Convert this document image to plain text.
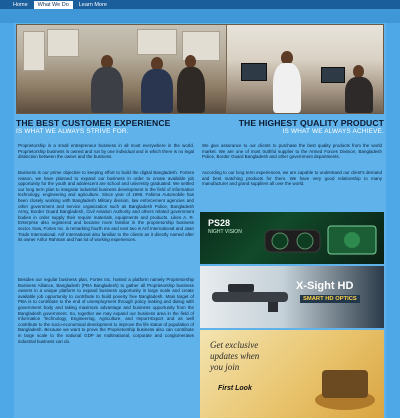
Home	What We Do	Learn More
THE BEST CUSTOMER EXPERIENCE	THE HIGHEST QUALITY PRODUCT
IS WHAT WE ALWAYS STRIVE FOR.	IS WHAT WE ALWAYS ACHIEVE.

Proprietorship is a small entrepreneur business in all most everywhere in the world. Proprietorship business is owned and run by one individual and in which there is no legal distinction between the owner and the business.

Business is our prime objective to keeping effort to build the digital Bangladesh. Fortera reason, we have planned to expand our business in order to create available job opportunity for the youth and adolescent are school and university graduated. We settled our long term plan to integrate industrial business development in the field of information technology, engineering and agriculture. Since year of 1998, Fahima Automobile has been closely working with Bangladesh Military division, law enforcement agencies and other government and service organization such as Bangladesh Police, Bangladesh Army, Border Guard Bangladesh, Civil Aviation Authority and others related government bodies in order supply their require materials, equipments and products. Likes A. R. Enterprise also registered and became more familiar in the proprietorship business sector. Now, Fortes Inc. is remarking fourth me and next two is Arif International and Jaan Trade International. Arif International also familiar to the clients as it directly named after its owner Arifur Rahman and has lot of working experiences.

Besides our regular business plan, Fortes Inc. hosted a platform namely Proprietorship Business Alliance, Bangladesh (PBA Bangladesh) to gather all Proprietorship business owners in a unique platform to expand business opportunity in large scale and create available job opportunity to contribute to build poverty free Bangladesh. Main target of PBA is to contribute to the end of unemployment through policy making and dialog with government body and taking maximum advantage and business opportunity from the Bangladesh government. So, together we may expand our business area in the field of Information Technology, Engineering, Agriculture, and Import-Export and as well contribute to the socio-economical development to improve the life status of population of Bangladesh. Because we want to prove the Proprietorship business also can contribute in large scale to the national GDP as multinational, corporate and conglomerates industrial business can do.

We give assurance to our clients to purchase the best quality products from the world market. We are one of most truthful supplier to the Armed Forces Division, Bangladesh Police, Border Guard Bangladesh and other government departments.

According to our long term experiences, we are capable to understand our client's demand and best matching products for them. We have very good relationship to many manufacturer and grand suppliers all over the world.

PS28
NIGHT VISION
X-Sight HD
SMART HD OPTICS
Get exclusive
updates when
you join
First Look
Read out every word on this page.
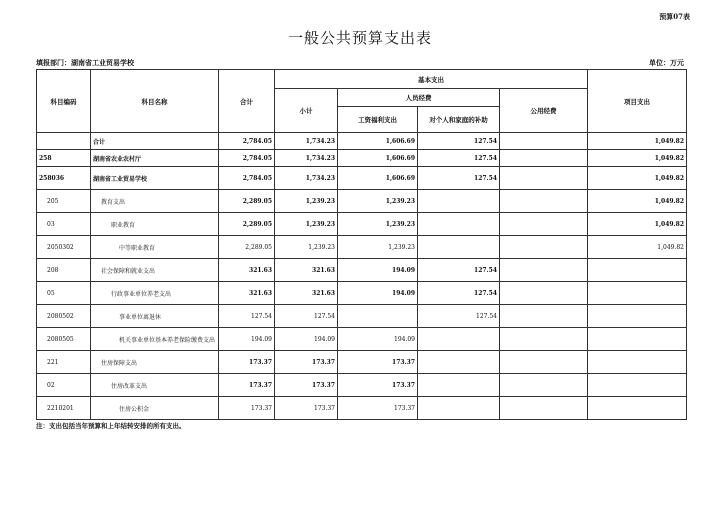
预算07表
一般公共预算支出表
填报部门：湖南省工业贸易学校	单位：万元
科目编码	科目名称	合计	基本支出				项目支出
			小计	人员经费		公用经费	
				工资福利支出	对个人和家庭的补助		
	合计	2,784.05	1,734.23	1,606.69	127.54		1,049.82
258	湖南省农业农村厅	2,784.05	1,734.23	1,606.69	127.54		1,049.82
258036	湖南省工业贸易学校	2,784.05	1,734.23	1,606.69	127.54		1,049.82
205	教育支出	2,289.05	1,239.23	1,239.23			1,049.82
03	职业教育	2,289.05	1,239.23	1,239.23			1,049.82
2050302	中等职业教育	2,289.05	1,239.23	1,239.23			1,049.82
208	社会保障和就业支出	321.63	321.63	194.09	127.54		
05	行政事业单位养老支出	321.63	321.63	194.09	127.54		
2080502	事业单位离退休	127.54	127.54		127.54		
2080505	机关事业单位基本养老保险缴费支出	194.09	194.09	194.09			
221	住房保障支出	173.37	173.37	173.37			
02	住房改革支出	173.37	173.37	173.37			
2210201	住房公积金	173.37	173.37	173.37			
注：支出包括当年预算和上年结转安排的所有支出。
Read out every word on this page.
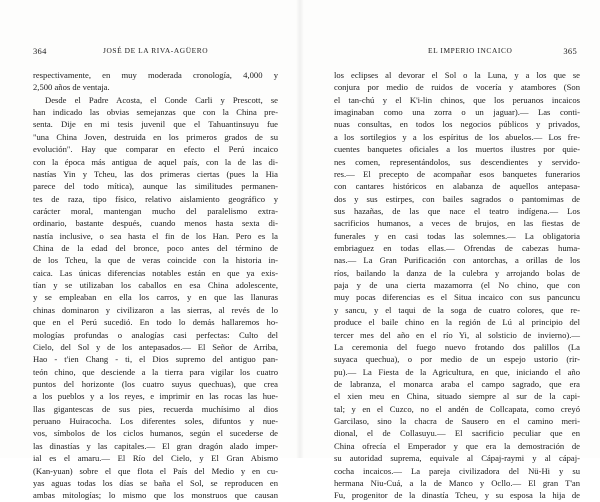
364	JOSÉ DE LA RIVA-AGÜERO
respectivamente, en muy moderada cronología, 4,000 y
2,500 años de ventaja.
Desde el Padre Acosta, el Conde Carli y Prescott, se
han indicado las obvias semejanzas que con la China pre-
senta. Dije en mi tesis juvenil que el Tahuantinsuyu fue
"una China Joven, destruida en los primeros grados de su
evolución". Hay que comparar en efecto el Perú incaico
con la época más antigua de aquel país, con la de las di-
nastías Yin y Tcheu, las dos primeras ciertas (pues la Hia
parece del todo mítica), aunque las similitudes permanen-
tes de raza, tipo físico, relativo aislamiento geográfico y
carácter moral, mantengan mucho del paralelismo extra-
ordinario, bastante después, cuando menos hasta sexta di-
nastía inclusive, o sea hasta el fin de los Han. Pero es la
China de la edad del bronce, poco antes del término de
de los Tcheu, la que de veras coincide con la historia in-
caica. Las únicas diferencias notables están en que ya exis-
tían y se utilizaban los caballos en esa China adolescente,
y se empleaban en ella los carros, y en que las llanuras
chinas dominaron y civilizaron a las sierras, al revés de lo
que en el Perú sucedió. En todo lo demás hallaremos ho-
mologías profundas o analogías casi perfectas: Culto del
Cielo, del Sol y de los antepasados.— El Señor de Arriba,
Hao - t'ien Chang - ti, el Dios supremo del antiguo pan-
teón chino, que desciende a la tierra para vigilar los cuatro
puntos del horizonte (los cuatro suyus quechuas), que crea
a los pueblos y a los reyes, e imprimir en las rocas las hue-
llas gigantescas de sus pies, recuerda muchísimo al dios
peruano Huiracocha. Los diferentes soles, difuntos y nue-
vos, símbolos de los ciclos humanos, según el sucederse de
las dinastías y las capitales.— El gran dragón alado imper-
ial es el amaru.— El Río del Cielo, y El Gran Abismo
(Kan-yuan) sobre el que flota el País del Medio y en cu-
yas aguas todas los días se baña el Sol, se reproducen en
ambas mitologías; lo mismo que los monstruos que causan
EL IMPERIO INCAICO	365
los eclipses al devorar el Sol o la Luna, y a los que se
conjura por medio de ruidos de vocería y atambores (Son
el tan-chú y el K'i-lin chinos, que los peruanos incaicos
imaginaban como una zorra o un jaguar).— Las conti-
nuas consultas, en todos los negocios públicos y privados,
a los sortilegios y a los espíritus de los abuelos.— Los fre-
cuentes banquetes oficiales a los muertos ilustres por quie-
nes comen, representándolos, sus descendientes y servido-
res.— El precepto de acompañar esos banquetes funerarios
con cantares históricos en alabanza de aquellos antepasa-
dos y sus estirpes, con bailes sagrados o pantomimas de
sus hazañas, de las que nace el teatro indígena.— Los
sacrificios humanos, a veces de brujos, en las fiestas de
funerales y en casi todas las solemnes.— La obligatoria
embriaguez en todas ellas.— Ofrendas de cabezas huma-
nas.— La Gran Purificación con antorchas, a orillas de los
ríos, bailando la danza de la culebra y arrojando bolas de
paja y de una cierta mazamorra (el No chino, que con
muy pocas diferencias es el Situa incaico con sus pancuncu
y sancu, y el taqui de la soga de cuatro colores, que re-
produce el baile chino en la región de Lú al principio del
tercer mes del año en el río Yi, al solsticio de invierno).—
La ceremonia del fuego nuevo frotando dos palillos (La
suyaca quechua), o por medio de un espejo ustorio (rir-
pu).— La Fiesta de la Agricultura, en que, iniciando el año
de labranza, el monarca araba el campo sagrado, que era
el xien meu en China, situado siempre al sur de la capi-
tal; y en el Cuzco, no el andén de Collcapata, como creyó
Garcilaso, sino la chacra de Sausero en el camino meri-
dional, el de Collasuyu.— El sacrificio peculiar que en
China ofrecía el Emperador y que era la demostración de
su autoridad suprema, equivale al Cápaj-raymi y al cápaj-
cocha incaicos.— La pareja civilizadora del Nü-Hi y su
hermana Niu-Cuá, a la de Manco y Ocllo.— El gran T'an
Fu, progenitor de la dinastía Tcheu, y su esposa la hija de
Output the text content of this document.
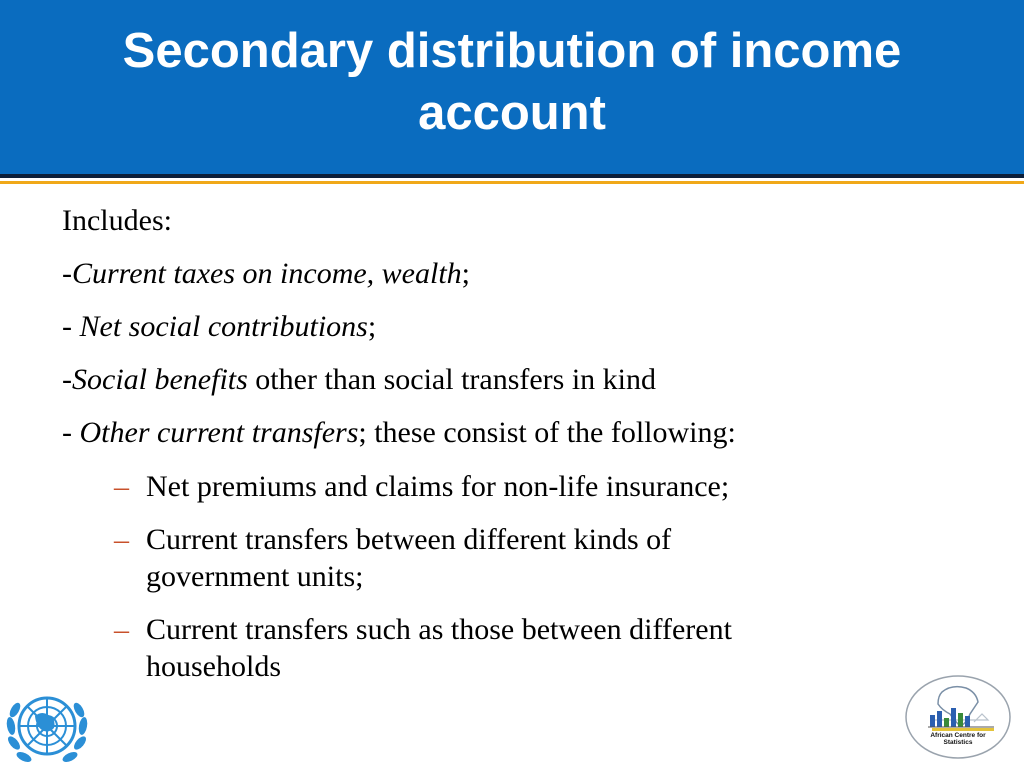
Secondary distribution of income
account
Includes:
-Current taxes on income, wealth;
- Net social contributions;
-Social benefits other than social transfers in kind
- Other current transfers; these consist of the following:
– Net premiums and claims for non-life insurance;
– Current transfers between different kinds of
government units;
– Current transfers such as those between different
households
African Centre for
Statistics
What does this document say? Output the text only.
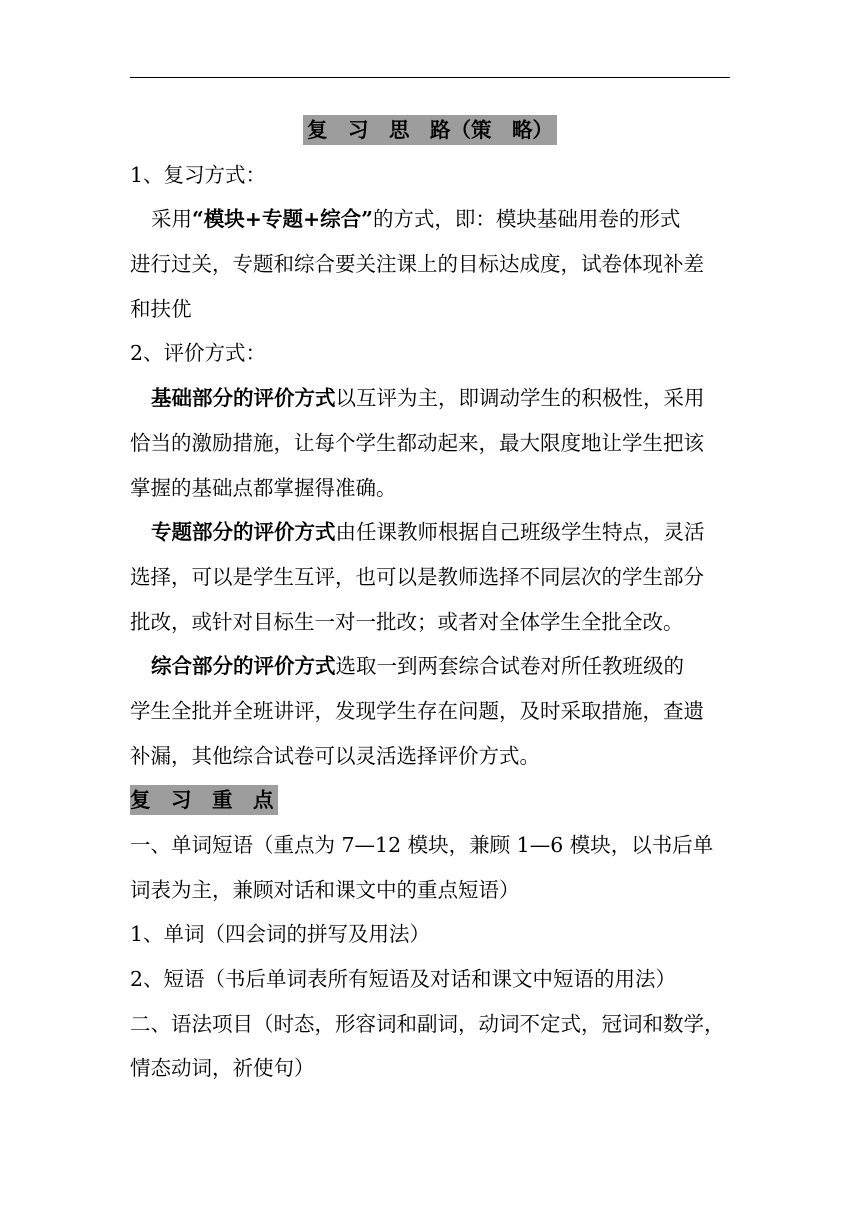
复　习　思　路（策　略）
1、复习方式：
采用“模块+专题+综合”的方式，即：模块基础用卷的形式
进行过关，专题和综合要关注课上的目标达成度，试卷体现补差
和扶优
2、评价方式：
基础部分的评价方式以互评为主，即调动学生的积极性，采用
恰当的激励措施，让每个学生都动起来，最大限度地让学生把该
掌握的基础点都掌握得准确。
专题部分的评价方式由任课教师根据自己班级学生特点，灵活
选择，可以是学生互评，也可以是教师选择不同层次的学生部分
批改，或针对目标生一对一批改；或者对全体学生全批全改。
综合部分的评价方式选取一到两套综合试卷对所任教班级的
学生全批并全班讲评，发现学生存在问题，及时采取措施，查遗
补漏，其他综合试卷可以灵活选择评价方式。
复　习　重　点
一、单词短语（重点为 7—12 模块，兼顾 1—6 模块，以书后单
词表为主，兼顾对话和课文中的重点短语）
1、单词（四会词的拼写及用法）
2、短语（书后单词表所有短语及对话和课文中短语的用法）
二、语法项目（时态，形容词和副词，动词不定式，冠词和数学，
情态动词，祈使句）
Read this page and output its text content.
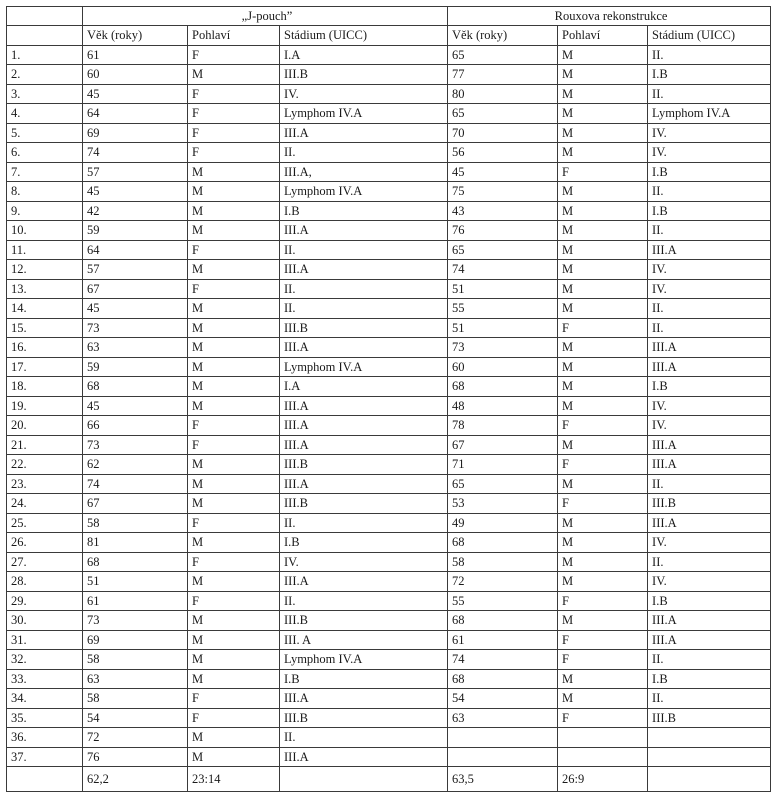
	„J-pouch”			Rouxova rekonstrukce		
	Věk (roky)	Pohlaví	Stádium (UICC)	Věk (roky)	Pohlaví	Stádium (UICC)
1.	61	F	I.A	65	M	II.
2.	60	M	III.B	77	M	I.B
3.	45	F	IV.	80	M	II.
4.	64	F	Lymphom IV.A	65	M	Lymphom IV.A
5.	69	F	III.A	70	M	IV.
6.	74	F	II.	56	M	IV.
7.	57	M	III.A,	45	F	I.B
8.	45	M	Lymphom IV.A	75	M	II.
9.	42	M	I.B	43	M	I.B
10.	59	M	III.A	76	M	II.
11.	64	F	II.	65	M	III.A
12.	57	M	III.A	74	M	IV.
13.	67	F	II.	51	M	IV.
14.	45	M	II.	55	M	II.
15.	73	M	III.B	51	F	II.
16.	63	M	III.A	73	M	III.A
17.	59	M	Lymphom IV.A	60	M	III.A
18.	68	M	I.A	68	M	I.B
19.	45	M	III.A	48	M	IV.
20.	66	F	III.A	78	F	IV.
21.	73	F	III.A	67	M	III.A
22.	62	M	III.B	71	F	III.A
23.	74	M	III.A	65	M	II.
24.	67	M	III.B	53	F	III.B
25.	58	F	II.	49	M	III.A
26.	81	M	I.B	68	M	IV.
27.	68	F	IV.	58	M	II.
28.	51	M	III.A	72	M	IV.
29.	61	F	II.	55	F	I.B
30.	73	M	III.B	68	M	III.A
31.	69	M	III. A	61	F	III.A
32.	58	M	Lymphom IV.A	74	F	II.
33.	63	M	I.B	68	M	I.B
34.	58	F	III.A	54	M	II.
35.	54	F	III.B	63	F	III.B
36.	72	M	II.			
37.	76	M	III.A			
	62,2	23:14		63,5	26:9	
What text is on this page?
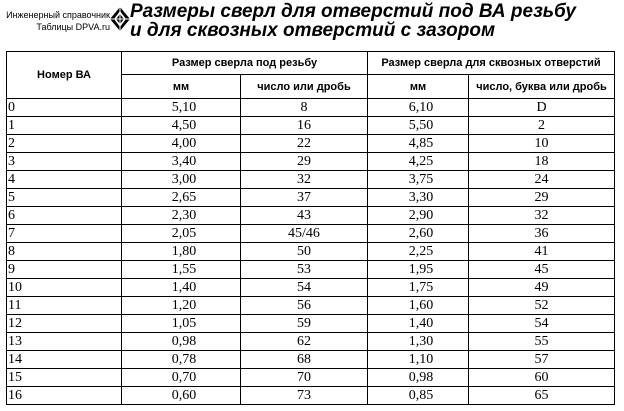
Инженерный справочник
Таблицы DPVA.ru
Размеры сверл для отверстий под ВА резьбу
и для сквозных отверстий с зазором
Номер ВА	Размер сверла под резьбу		Размер сверла для сквозных отверстий	
	мм	число или дробь	мм	число, буква или дробь
0	5,10	8	6,10	D
1	4,50	16	5,50	2
2	4,00	22	4,85	10
3	3,40	29	4,25	18
4	3,00	32	3,75	24
5	2,65	37	3,30	29
6	2,30	43	2,90	32
7	2,05	45/46	2,60	36
8	1,80	50	2,25	41
9	1,55	53	1,95	45
10	1,40	54	1,75	49
11	1,20	56	1,60	52
12	1,05	59	1,40	54
13	0,98	62	1,30	55
14	0,78	68	1,10	57
15	0,70	70	0,98	60
16	0,60	73	0,85	65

(Exercise objective): Copy the lines from the entries above in which the word "incaicos" appears.

(Full solution):
el tan-chú y el K'i-lin chinos, que los peruanos incaicos
cocha incaicos.— La pareja civilizadora del Nü-Hi y su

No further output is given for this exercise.